→ Stated task
Write out every record in full, exactly as written, please.

→ Supplied information

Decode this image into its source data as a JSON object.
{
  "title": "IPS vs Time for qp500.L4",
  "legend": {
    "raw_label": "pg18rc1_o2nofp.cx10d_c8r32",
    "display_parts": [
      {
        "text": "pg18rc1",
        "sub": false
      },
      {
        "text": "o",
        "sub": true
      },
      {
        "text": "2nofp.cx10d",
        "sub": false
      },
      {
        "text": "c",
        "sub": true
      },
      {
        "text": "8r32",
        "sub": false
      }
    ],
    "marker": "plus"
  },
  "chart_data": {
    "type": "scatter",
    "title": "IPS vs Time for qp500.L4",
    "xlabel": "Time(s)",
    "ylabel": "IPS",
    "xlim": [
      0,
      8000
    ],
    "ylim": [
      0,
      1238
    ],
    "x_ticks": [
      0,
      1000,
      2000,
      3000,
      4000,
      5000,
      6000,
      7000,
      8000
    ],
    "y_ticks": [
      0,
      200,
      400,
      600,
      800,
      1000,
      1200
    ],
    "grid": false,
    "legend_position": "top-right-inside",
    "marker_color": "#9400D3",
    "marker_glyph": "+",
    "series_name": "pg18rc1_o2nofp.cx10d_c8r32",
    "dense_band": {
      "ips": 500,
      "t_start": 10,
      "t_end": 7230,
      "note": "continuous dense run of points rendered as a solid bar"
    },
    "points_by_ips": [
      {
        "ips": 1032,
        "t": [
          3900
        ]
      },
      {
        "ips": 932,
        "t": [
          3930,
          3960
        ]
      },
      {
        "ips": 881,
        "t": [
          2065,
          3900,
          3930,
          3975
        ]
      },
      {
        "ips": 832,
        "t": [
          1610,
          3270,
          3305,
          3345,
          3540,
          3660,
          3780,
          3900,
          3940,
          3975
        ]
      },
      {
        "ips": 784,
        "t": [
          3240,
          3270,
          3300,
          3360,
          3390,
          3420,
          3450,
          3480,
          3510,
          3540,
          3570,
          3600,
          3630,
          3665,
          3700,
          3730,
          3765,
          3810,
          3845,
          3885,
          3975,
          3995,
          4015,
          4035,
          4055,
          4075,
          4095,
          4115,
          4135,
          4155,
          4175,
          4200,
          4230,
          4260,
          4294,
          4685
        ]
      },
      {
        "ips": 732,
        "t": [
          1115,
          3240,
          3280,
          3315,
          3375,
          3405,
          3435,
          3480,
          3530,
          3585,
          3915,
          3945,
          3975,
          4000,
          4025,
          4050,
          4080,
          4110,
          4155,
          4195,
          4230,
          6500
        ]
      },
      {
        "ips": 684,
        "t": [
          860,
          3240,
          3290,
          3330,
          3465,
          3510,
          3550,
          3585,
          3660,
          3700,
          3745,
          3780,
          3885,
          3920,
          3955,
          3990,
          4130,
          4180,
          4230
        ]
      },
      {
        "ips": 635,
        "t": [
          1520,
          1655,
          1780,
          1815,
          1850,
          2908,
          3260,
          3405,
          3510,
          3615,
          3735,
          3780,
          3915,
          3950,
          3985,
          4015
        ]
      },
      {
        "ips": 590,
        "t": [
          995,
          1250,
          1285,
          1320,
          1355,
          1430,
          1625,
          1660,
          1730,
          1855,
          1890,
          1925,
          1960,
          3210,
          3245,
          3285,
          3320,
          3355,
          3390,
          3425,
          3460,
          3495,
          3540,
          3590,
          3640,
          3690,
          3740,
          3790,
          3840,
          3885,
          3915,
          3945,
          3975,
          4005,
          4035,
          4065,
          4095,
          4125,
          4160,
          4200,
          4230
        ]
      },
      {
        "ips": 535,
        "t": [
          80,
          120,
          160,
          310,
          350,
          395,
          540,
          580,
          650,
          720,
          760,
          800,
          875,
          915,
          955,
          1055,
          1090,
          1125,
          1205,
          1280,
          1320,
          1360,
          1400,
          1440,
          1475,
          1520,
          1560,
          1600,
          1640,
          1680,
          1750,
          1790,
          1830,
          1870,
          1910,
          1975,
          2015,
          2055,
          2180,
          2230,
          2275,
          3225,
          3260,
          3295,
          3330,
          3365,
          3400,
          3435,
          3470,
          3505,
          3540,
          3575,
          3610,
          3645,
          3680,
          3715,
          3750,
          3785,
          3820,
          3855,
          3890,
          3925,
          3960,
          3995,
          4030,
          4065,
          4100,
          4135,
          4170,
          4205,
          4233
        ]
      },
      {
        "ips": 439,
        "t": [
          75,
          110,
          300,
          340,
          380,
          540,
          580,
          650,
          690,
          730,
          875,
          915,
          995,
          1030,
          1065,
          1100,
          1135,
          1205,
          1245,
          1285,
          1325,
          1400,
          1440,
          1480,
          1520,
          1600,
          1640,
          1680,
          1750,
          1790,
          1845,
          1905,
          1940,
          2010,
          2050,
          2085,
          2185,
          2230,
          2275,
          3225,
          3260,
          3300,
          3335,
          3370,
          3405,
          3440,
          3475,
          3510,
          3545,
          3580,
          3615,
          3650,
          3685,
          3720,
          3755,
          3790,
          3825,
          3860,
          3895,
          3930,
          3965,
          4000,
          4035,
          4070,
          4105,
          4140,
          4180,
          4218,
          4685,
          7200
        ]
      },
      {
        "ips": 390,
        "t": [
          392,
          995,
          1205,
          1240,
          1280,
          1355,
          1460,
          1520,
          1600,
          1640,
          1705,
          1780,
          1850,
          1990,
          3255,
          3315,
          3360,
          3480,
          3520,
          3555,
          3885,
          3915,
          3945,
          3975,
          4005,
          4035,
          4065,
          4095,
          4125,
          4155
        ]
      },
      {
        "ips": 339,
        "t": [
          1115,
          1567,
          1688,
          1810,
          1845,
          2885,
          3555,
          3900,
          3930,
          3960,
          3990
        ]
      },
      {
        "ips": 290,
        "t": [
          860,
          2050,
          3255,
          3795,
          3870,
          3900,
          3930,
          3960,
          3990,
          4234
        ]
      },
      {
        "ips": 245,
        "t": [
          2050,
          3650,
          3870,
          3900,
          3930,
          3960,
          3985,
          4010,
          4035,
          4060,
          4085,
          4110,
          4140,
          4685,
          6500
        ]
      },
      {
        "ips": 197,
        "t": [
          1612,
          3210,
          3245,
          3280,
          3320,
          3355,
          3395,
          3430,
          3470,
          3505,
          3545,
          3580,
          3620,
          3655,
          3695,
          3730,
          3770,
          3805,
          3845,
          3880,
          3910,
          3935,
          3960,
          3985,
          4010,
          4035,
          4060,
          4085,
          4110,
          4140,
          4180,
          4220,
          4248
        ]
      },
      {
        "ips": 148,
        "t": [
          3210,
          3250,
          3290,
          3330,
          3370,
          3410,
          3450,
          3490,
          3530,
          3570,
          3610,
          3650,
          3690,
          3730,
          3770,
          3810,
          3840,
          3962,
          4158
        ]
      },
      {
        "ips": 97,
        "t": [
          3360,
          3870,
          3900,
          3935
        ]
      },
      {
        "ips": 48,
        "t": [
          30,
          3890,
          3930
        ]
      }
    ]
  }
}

→ Problem solution
Decode this image into its source data as a JSON object.
{
  "title": "IPS vs Time for qp500.L4",
  "legend": {
    "raw_label": "pg18rc1_o2nofp.cx10d_c8r32",
    "display_parts": [
      {
        "text": "pg18rc1",
        "sub": false
      },
      {
        "text": "o",
        "sub": true
      },
      {
        "text": "2nofp.cx10d",
        "sub": false
      },
      {
        "text": "c",
        "sub": true
      },
      {
        "text": "8r32",
        "sub": false
      }
    ],
    "marker": "plus"
  },
  "chart_data": {
    "type": "scatter",
    "title": "IPS vs Time for qp500.L4",
    "xlabel": "Time(s)",
    "ylabel": "IPS",
    "xlim": [
      0,
      8000
    ],
    "ylim": [
      0,
      1238
    ],
    "x_ticks": [
      0,
      1000,
      2000,
      3000,
      4000,
      5000,
      6000,
      7000,
      8000
    ],
    "y_ticks": [
      0,
      200,
      400,
      600,
      800,
      1000,
      1200
    ],
    "grid": false,
    "legend_position": "top-right-inside",
    "marker_color": "#9400D3",
    "marker_glyph": "+",
    "series_name": "pg18rc1_o2nofp.cx10d_c8r32",
    "dense_band": {
      "ips": 500,
      "t_start": 10,
      "t_end": 7230,
      "note": "continuous dense run of points rendered as a solid bar"
    },
    "points_by_ips": [
      {
        "ips": 1032,
        "t": [
          3900
        ]
      },
      {
        "ips": 932,
        "t": [
          3930,
          3960
        ]
      },
      {
        "ips": 881,
        "t": [
          2065,
          3900,
          3930,
          3975
        ]
      },
      {
        "ips": 832,
        "t": [
          1610,
          3270,
          3305,
          3345,
          3540,
          3660,
          3780,
          3900,
          3940,
          3975
        ]
      },
      {
        "ips": 784,
        "t": [
          3240,
          3270,
          3300,
          3360,
          3390,
          3420,
          3450,
          3480,
          3510,
          3540,
          3570,
          3600,
          3630,
          3665,
          3700,
          3730,
          3765,
          3810,
          3845,
          3885,
          3975,
          3995,
          4015,
          4035,
          4055,
          4075,
          4095,
          4115,
          4135,
          4155,
          4175,
          4200,
          4230,
          4260,
          4294,
          4685
        ]
      },
      {
        "ips": 732,
        "t": [
          1115,
          3240,
          3280,
          3315,
          3375,
          3405,
          3435,
          3480,
          3530,
          3585,
          3915,
          3945,
          3975,
          4000,
          4025,
          4050,
          4080,
          4110,
          4155,
          4195,
          4230,
          6500
        ]
      },
      {
        "ips": 684,
        "t": [
          860,
          3240,
          3290,
          3330,
          3465,
          3510,
          3550,
          3585,
          3660,
          3700,
          3745,
          3780,
          3885,
          3920,
          3955,
          3990,
          4130,
          4180,
          4230
        ]
      },
      {
        "ips": 635,
        "t": [
          1520,
          1655,
          1780,
          1815,
          1850,
          2908,
          3260,
          3405,
          3510,
          3615,
          3735,
          3780,
          3915,
          3950,
          3985,
          4015
        ]
      },
      {
        "ips": 590,
        "t": [
          995,
          1250,
          1285,
          1320,
          1355,
          1430,
          1625,
          1660,
          1730,
          1855,
          1890,
          1925,
          1960,
          3210,
          3245,
          3285,
          3320,
          3355,
          3390,
          3425,
          3460,
          3495,
          3540,
          3590,
          3640,
          3690,
          3740,
          3790,
          3840,
          3885,
          3915,
          3945,
          3975,
          4005,
          4035,
          4065,
          4095,
          4125,
          4160,
          4200,
          4230
        ]
      },
      {
        "ips": 535,
        "t": [
          80,
          120,
          160,
          310,
          350,
          395,
          540,
          580,
          650,
          720,
          760,
          800,
          875,
          915,
          955,
          1055,
          1090,
          1125,
          1205,
          1280,
          1320,
          1360,
          1400,
          1440,
          1475,
          1520,
          1560,
          1600,
          1640,
          1680,
          1750,
          1790,
          1830,
          1870,
          1910,
          1975,
          2015,
          2055,
          2180,
          2230,
          2275,
          3225,
          3260,
          3295,
          3330,
          3365,
          3400,
          3435,
          3470,
          3505,
          3540,
          3575,
          3610,
          3645,
          3680,
          3715,
          3750,
          3785,
          3820,
          3855,
          3890,
          3925,
          3960,
          3995,
          4030,
          4065,
          4100,
          4135,
          4170,
          4205,
          4233
        ]
      },
      {
        "ips": 439,
        "t": [
          75,
          110,
          300,
          340,
          380,
          540,
          580,
          650,
          690,
          730,
          875,
          915,
          995,
          1030,
          1065,
          1100,
          1135,
          1205,
          1245,
          1285,
          1325,
          1400,
          1440,
          1480,
          1520,
          1600,
          1640,
          1680,
          1750,
          1790,
          1845,
          1905,
          1940,
          2010,
          2050,
          2085,
          2185,
          2230,
          2275,
          3225,
          3260,
          3300,
          3335,
          3370,
          3405,
          3440,
          3475,
          3510,
          3545,
          3580,
          3615,
          3650,
          3685,
          3720,
          3755,
          3790,
          3825,
          3860,
          3895,
          3930,
          3965,
          4000,
          4035,
          4070,
          4105,
          4140,
          4180,
          4218,
          4685,
          7200
        ]
      },
      {
        "ips": 390,
        "t": [
          392,
          995,
          1205,
          1240,
          1280,
          1355,
          1460,
          1520,
          1600,
          1640,
          1705,
          1780,
          1850,
          1990,
          3255,
          3315,
          3360,
          3480,
          3520,
          3555,
          3885,
          3915,
          3945,
          3975,
          4005,
          4035,
          4065,
          4095,
          4125,
          4155
        ]
      },
      {
        "ips": 339,
        "t": [
          1115,
          1567,
          1688,
          1810,
          1845,
          2885,
          3555,
          3900,
          3930,
          3960,
          3990
        ]
      },
      {
        "ips": 290,
        "t": [
          860,
          2050,
          3255,
          3795,
          3870,
          3900,
          3930,
          3960,
          3990,
          4234
        ]
      },
      {
        "ips": 245,
        "t": [
          2050,
          3650,
          3870,
          3900,
          3930,
          3960,
          3985,
          4010,
          4035,
          4060,
          4085,
          4110,
          4140,
          4685,
          6500
        ]
      },
      {
        "ips": 197,
        "t": [
          1612,
          3210,
          3245,
          3280,
          3320,
          3355,
          3395,
          3430,
          3470,
          3505,
          3545,
          3580,
          3620,
          3655,
          3695,
          3730,
          3770,
          3805,
          3845,
          3880,
          3910,
          3935,
          3960,
          3985,
          4010,
          4035,
          4060,
          4085,
          4110,
          4140,
          4180,
          4220,
          4248
        ]
      },
      {
        "ips": 148,
        "t": [
          3210,
          3250,
          3290,
          3330,
          3370,
          3410,
          3450,
          3490,
          3530,
          3570,
          3610,
          3650,
          3690,
          3730,
          3770,
          3810,
          3840,
          3962,
          4158
        ]
      },
      {
        "ips": 97,
        "t": [
          3360,
          3870,
          3900,
          3935
        ]
      },
      {
        "ips": 48,
        "t": [
          30,
          3890,
          3930
        ]
      }
    ]
  }
}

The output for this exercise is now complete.